### DIRECTIONS FOR THIS TASK
Look through the records below, and copy out every line that holds the string "screenshot".

### INPUT RECORDS
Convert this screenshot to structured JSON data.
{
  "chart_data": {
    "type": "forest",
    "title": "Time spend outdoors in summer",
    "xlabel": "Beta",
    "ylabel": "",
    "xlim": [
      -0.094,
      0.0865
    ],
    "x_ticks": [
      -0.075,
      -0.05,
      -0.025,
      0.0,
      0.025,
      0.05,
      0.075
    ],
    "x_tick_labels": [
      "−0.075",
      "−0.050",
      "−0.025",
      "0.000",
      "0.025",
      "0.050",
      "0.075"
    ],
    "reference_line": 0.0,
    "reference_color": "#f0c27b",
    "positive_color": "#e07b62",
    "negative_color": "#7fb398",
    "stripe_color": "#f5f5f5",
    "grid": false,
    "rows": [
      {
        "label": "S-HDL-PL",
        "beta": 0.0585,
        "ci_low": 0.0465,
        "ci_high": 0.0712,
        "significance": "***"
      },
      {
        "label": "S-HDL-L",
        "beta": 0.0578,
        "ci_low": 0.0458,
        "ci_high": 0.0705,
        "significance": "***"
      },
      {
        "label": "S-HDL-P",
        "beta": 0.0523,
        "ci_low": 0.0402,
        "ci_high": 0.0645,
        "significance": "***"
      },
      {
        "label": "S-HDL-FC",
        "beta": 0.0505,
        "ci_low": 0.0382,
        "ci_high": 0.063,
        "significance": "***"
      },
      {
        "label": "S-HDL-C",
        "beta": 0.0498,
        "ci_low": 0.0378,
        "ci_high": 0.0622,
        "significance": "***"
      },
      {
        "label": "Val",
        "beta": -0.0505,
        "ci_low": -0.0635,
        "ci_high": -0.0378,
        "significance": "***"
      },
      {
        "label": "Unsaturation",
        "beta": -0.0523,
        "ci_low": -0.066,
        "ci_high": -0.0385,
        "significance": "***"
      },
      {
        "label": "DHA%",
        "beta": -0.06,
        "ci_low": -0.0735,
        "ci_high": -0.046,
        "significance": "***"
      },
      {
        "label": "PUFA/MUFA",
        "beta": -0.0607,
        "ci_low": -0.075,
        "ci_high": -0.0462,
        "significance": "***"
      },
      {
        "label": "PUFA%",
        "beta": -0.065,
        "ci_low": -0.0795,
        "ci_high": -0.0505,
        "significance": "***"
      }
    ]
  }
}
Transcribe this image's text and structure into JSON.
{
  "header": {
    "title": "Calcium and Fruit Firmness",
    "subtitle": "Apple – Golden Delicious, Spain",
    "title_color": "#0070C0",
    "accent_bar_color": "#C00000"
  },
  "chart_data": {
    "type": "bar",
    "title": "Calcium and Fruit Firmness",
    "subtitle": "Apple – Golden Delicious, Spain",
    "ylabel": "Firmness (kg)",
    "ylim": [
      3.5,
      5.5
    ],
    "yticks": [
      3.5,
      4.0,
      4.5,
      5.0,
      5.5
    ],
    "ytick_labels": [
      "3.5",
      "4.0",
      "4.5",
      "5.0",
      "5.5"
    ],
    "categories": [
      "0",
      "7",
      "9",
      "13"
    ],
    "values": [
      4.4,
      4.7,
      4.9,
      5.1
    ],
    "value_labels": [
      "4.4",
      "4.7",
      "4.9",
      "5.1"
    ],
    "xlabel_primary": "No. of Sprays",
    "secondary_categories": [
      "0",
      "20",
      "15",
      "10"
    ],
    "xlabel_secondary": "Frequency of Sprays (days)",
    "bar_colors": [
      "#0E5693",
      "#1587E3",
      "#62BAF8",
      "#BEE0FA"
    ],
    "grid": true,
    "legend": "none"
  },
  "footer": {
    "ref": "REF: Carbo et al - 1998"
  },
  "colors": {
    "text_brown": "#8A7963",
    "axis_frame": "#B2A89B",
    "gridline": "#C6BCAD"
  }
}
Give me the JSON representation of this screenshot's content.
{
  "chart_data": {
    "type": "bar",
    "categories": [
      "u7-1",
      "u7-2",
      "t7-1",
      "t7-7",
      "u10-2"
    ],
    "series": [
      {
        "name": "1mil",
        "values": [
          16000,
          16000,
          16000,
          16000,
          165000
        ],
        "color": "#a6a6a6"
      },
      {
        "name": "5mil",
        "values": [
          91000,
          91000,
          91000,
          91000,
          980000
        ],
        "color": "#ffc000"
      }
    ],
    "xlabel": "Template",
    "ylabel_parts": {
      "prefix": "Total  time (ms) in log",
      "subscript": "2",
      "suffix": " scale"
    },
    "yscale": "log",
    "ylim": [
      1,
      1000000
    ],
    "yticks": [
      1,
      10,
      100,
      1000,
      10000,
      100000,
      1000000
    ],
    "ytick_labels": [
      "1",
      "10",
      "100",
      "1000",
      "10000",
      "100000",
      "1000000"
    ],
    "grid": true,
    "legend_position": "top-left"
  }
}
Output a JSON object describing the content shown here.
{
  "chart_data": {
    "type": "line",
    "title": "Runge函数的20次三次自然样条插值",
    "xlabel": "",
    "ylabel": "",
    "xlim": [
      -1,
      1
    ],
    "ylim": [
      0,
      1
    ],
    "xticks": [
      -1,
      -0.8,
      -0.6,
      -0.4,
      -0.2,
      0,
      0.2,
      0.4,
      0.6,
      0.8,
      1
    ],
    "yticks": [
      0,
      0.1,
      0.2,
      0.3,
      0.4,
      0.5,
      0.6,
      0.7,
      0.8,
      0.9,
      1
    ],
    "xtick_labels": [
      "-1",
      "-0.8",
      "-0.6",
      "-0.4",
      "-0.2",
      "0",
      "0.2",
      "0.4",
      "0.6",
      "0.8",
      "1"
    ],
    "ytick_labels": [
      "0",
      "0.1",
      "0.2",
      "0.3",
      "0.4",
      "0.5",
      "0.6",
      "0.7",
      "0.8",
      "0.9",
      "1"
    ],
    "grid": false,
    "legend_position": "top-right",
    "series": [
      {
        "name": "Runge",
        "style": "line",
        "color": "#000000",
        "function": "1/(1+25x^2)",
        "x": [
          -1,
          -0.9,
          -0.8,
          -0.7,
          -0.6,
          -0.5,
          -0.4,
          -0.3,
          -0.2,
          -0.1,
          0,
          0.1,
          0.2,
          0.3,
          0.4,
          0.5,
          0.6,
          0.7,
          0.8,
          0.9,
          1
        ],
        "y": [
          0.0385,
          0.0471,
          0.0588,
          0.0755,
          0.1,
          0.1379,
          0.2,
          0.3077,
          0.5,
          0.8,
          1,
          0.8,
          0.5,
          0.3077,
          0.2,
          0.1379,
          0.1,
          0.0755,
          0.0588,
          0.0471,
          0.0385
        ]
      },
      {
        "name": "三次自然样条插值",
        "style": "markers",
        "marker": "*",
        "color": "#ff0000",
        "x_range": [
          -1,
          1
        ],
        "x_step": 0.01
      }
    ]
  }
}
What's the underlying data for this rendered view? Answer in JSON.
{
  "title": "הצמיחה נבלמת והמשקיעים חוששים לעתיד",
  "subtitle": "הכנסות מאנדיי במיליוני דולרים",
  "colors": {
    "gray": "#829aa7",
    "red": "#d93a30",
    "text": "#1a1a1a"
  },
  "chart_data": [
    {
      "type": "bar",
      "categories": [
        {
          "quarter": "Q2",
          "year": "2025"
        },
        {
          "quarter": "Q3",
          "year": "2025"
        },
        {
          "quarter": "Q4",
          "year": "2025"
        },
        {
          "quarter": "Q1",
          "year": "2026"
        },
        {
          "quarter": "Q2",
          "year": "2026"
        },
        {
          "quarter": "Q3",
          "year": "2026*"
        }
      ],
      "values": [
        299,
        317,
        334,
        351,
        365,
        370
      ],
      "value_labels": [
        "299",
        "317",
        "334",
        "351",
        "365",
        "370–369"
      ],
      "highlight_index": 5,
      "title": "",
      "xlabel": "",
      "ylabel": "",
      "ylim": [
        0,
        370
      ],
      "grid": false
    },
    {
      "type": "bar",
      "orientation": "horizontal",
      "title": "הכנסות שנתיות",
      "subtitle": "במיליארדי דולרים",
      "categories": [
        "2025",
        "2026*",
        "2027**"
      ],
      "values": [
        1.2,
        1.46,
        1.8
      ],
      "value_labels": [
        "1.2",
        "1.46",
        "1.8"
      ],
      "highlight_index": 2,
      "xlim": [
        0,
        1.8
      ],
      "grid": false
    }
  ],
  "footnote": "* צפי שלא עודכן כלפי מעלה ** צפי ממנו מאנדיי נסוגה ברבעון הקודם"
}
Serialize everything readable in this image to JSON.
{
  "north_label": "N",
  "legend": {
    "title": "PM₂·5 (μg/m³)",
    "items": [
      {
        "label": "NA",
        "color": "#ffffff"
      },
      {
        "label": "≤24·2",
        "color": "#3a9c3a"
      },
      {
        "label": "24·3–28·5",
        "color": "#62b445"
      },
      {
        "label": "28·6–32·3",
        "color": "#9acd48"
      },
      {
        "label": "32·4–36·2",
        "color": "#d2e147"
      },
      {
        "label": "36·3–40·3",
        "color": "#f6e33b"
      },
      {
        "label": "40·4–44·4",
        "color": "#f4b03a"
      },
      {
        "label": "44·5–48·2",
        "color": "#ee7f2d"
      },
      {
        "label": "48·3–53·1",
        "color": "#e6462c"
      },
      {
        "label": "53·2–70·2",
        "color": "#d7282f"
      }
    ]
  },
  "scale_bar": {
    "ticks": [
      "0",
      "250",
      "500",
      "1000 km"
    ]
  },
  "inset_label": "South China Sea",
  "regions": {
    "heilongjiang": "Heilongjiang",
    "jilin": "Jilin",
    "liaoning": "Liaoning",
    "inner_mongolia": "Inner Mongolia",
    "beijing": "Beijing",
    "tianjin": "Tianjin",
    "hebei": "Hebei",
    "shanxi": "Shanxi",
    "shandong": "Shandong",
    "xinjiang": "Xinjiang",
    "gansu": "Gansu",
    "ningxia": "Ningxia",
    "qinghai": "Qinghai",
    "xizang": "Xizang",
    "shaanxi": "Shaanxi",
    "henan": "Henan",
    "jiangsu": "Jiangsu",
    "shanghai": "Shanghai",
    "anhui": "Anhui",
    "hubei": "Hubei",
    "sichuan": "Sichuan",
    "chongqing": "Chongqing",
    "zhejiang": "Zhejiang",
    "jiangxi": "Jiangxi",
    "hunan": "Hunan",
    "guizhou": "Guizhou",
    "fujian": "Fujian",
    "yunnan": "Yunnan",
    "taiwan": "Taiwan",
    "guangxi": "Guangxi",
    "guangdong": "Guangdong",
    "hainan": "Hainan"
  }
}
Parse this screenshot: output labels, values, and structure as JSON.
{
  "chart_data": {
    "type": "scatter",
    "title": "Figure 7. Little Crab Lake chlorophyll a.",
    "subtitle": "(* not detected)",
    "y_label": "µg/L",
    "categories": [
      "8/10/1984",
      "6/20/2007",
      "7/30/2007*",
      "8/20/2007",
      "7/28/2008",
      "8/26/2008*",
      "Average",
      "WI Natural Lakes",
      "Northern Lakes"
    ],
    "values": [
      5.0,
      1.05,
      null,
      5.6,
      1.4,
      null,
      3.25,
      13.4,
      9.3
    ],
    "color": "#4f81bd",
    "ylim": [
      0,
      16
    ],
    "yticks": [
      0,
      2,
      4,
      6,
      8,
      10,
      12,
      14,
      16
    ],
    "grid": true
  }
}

### RESULT FOR THIS TASK
Convert this screenshot to structured JSON data.
Give me the JSON representation of this screenshot's content.
Parse this screenshot: output labels, values, and structure as JSON.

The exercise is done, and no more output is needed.